• **The input**

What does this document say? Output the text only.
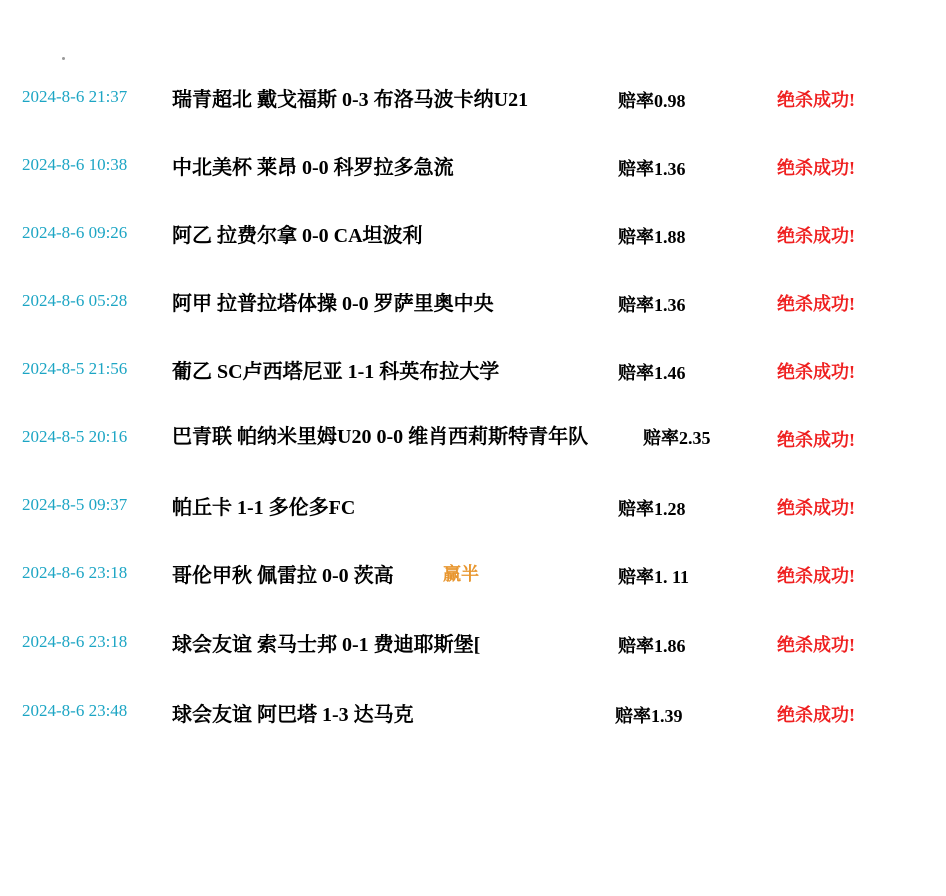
2024-8-6 21:37 瑞青超北 戴戈福斯 0-3 布洛马波卡纳U21	赔率0.98	绝杀成功!
2024-8-6 10:38 中北美杯 莱昂 0-0 科罗拉多急流	赔率1.36	绝杀成功!
2024-8-6 09:26 阿乙 拉费尔拿 0-0 CA坦波利	赔率1.88	绝杀成功!
2024-8-6 05:28 阿甲 拉普拉塔体操 0-0 罗萨里奥中央	赔率1.36	绝杀成功!
2024-8-5 21:56 葡乙 SC卢西塔尼亚 1-1 科英布拉大学	赔率1.46	绝杀成功!
2024-8-5 20:16 巴青联 帕纳米里姆U20 0-0 维肖西莉斯特青年队	赔率2.35	绝杀成功!
2024-8-5 09:37 帕丘卡 1-1 多伦多FC	赔率1.28	绝杀成功!
2024-8-6 23:18 哥伦甲秋 佩雷拉 0-0 茨高	赢半	赔率1. 11	绝杀成功!
2024-8-6 23:18 球会友谊 索马士邦 0-1 费迪耶斯堡[	赔率1.86	绝杀成功!
2024-8-6 23:48 球会友谊 阿巴塔 1-3 达马克	赔率1.39	绝杀成功!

• **Exercise task**
Reproduce the data verbatim. Do not carry any picture into the copy.

• **Full output**
What does this document say? Output the text only.
2024-8-6 21:37 瑞青超北 戴戈福斯 0-3 布洛马波卡纳U21	赔率0.98	绝杀成功!
2024-8-6 10:38 中北美杯 莱昂 0-0 科罗拉多急流	赔率1.36	绝杀成功!
2024-8-6 09:26 阿乙 拉费尔拿 0-0 CA坦波利	赔率1.88	绝杀成功!
2024-8-6 05:28 阿甲 拉普拉塔体操 0-0 罗萨里奥中央	赔率1.36	绝杀成功!
2024-8-5 21:56 葡乙 SC卢西塔尼亚 1-1 科英布拉大学	赔率1.46	绝杀成功!
2024-8-5 20:16 巴青联 帕纳米里姆U20 0-0 维肖西莉斯特青年队	赔率2.35	绝杀成功!
2024-8-5 09:37 帕丘卡 1-1 多伦多FC	赔率1.28	绝杀成功!
2024-8-6 23:18 哥伦甲秋 佩雷拉 0-0 茨高	赢半	赔率1. 11	绝杀成功!
2024-8-6 23:18 球会友谊 索马士邦 0-1 费迪耶斯堡[	赔率1.86	绝杀成功!
2024-8-6 23:48 球会友谊 阿巴塔 1-3 达马克	赔率1.39	绝杀成功!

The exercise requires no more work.